> WHAT THIS TASK INVOLVES: Some lines of these records may hold the word "oversat"; state how many, using only the number.

--- begin INPUT FOR THIS TASK ---

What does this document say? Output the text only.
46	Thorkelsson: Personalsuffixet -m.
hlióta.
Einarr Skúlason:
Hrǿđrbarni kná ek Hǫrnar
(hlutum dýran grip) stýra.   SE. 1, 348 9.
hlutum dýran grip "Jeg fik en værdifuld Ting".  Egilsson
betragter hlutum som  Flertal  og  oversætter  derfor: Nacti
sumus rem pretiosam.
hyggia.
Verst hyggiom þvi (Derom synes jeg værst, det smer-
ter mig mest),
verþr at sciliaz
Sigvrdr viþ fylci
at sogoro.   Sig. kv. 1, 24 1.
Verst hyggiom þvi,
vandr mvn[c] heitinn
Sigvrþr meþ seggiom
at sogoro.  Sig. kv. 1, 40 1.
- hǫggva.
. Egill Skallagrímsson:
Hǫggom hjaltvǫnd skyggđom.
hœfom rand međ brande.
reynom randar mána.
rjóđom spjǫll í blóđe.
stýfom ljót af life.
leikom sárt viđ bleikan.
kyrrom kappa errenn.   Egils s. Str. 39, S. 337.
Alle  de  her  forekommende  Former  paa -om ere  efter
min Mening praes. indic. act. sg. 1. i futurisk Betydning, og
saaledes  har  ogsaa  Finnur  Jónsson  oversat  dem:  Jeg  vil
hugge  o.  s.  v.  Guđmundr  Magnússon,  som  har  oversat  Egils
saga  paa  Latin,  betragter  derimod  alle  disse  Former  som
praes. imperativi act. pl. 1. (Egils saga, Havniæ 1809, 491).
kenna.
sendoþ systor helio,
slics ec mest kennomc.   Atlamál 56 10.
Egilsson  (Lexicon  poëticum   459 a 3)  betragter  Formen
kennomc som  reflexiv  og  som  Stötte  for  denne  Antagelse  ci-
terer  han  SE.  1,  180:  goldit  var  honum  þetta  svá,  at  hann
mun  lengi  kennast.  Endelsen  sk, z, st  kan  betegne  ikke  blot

--- end INPUT FOR THIS TASK ---

> IN RESPONSE: 2